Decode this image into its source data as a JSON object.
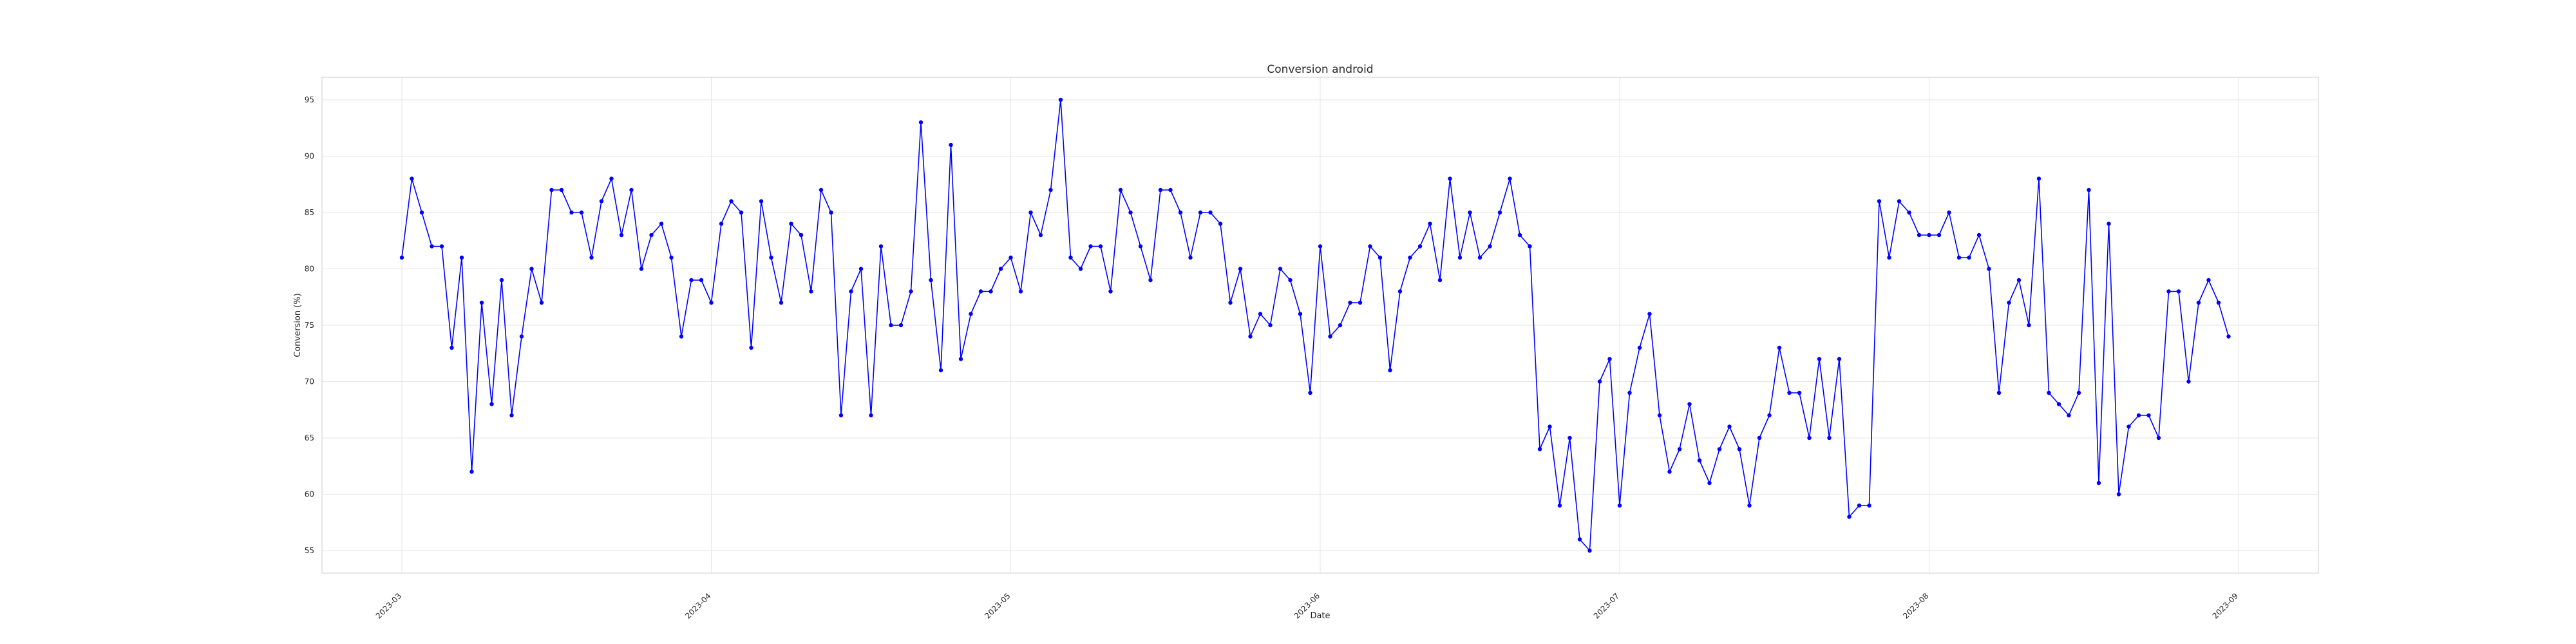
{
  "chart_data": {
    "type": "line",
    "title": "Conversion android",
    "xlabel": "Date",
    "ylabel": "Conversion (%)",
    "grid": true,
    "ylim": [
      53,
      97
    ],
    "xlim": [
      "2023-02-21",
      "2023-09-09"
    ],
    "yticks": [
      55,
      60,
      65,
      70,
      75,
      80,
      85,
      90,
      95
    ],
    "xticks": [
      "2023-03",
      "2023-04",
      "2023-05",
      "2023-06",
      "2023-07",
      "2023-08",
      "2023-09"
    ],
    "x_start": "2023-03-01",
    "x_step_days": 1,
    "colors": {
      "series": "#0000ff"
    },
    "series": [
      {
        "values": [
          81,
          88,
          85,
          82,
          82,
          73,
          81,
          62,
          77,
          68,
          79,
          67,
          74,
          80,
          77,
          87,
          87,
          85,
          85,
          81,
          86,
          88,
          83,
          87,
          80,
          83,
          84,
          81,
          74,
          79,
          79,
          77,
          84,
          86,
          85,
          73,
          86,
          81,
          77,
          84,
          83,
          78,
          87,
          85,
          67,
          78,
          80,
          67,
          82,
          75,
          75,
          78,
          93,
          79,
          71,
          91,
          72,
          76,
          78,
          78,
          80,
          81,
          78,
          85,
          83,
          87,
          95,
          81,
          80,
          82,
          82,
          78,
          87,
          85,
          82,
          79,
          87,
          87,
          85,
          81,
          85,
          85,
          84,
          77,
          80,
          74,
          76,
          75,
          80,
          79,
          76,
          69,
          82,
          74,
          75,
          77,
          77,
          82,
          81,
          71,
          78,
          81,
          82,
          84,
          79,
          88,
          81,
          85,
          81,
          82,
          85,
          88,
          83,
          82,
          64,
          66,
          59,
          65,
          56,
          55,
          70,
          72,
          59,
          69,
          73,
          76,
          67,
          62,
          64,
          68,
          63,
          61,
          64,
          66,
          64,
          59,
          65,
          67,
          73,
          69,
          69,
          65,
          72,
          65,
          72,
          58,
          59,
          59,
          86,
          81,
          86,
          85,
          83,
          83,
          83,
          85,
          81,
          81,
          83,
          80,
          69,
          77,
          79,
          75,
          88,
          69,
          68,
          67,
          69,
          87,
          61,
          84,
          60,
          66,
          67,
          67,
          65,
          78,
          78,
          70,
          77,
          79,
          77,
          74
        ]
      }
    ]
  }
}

..............................

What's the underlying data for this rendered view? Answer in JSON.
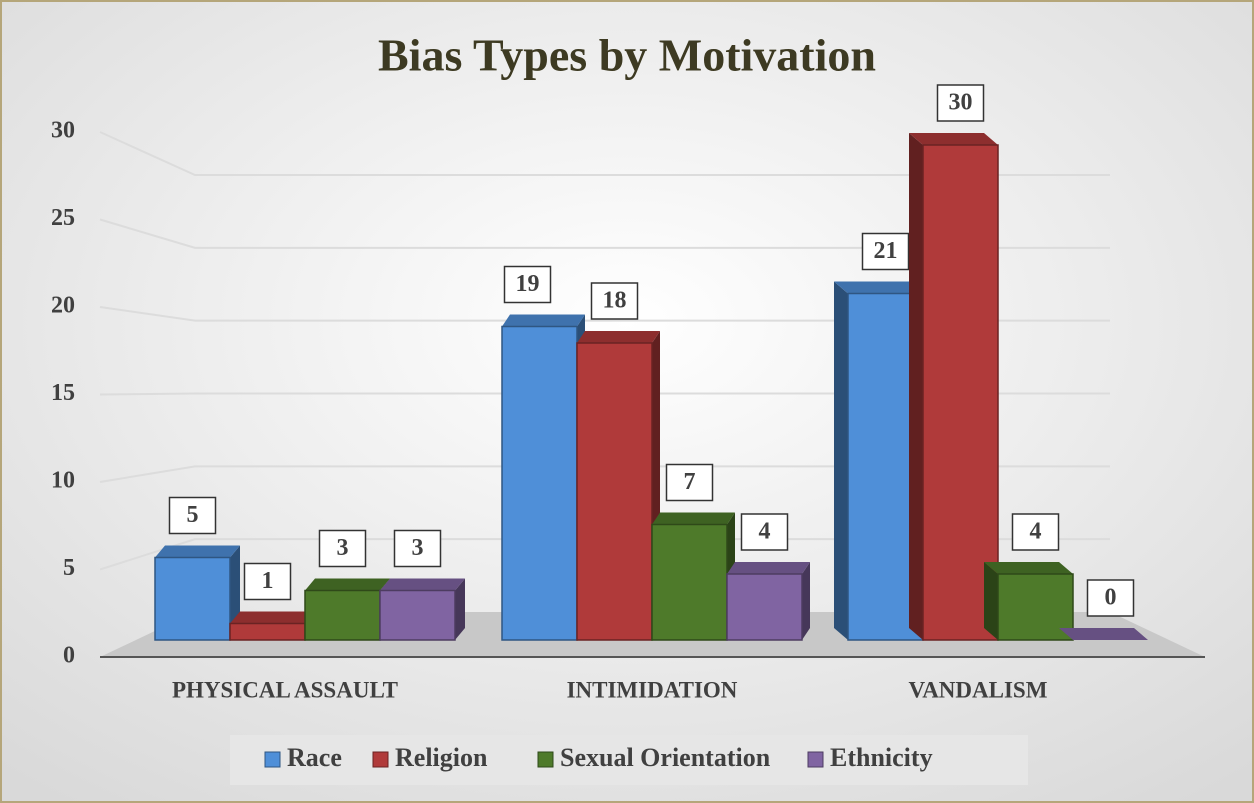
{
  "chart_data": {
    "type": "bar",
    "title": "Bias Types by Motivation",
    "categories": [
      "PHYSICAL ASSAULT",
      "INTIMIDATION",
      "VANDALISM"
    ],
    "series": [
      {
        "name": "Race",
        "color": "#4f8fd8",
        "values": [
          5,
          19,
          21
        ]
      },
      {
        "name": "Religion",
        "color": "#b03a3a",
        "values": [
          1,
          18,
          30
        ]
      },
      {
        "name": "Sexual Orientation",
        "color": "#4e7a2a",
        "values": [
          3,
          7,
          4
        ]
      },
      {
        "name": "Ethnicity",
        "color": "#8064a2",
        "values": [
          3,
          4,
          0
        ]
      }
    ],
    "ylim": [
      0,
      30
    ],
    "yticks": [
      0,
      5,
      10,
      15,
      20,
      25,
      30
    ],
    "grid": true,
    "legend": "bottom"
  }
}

..............................

→ Task goal
Using the material above, gather every line that includes "JSON".

→ Solution for this problem
Decode this image into its source data as a JSON object.
What's the underlying data for this rendered view? Answer in JSON.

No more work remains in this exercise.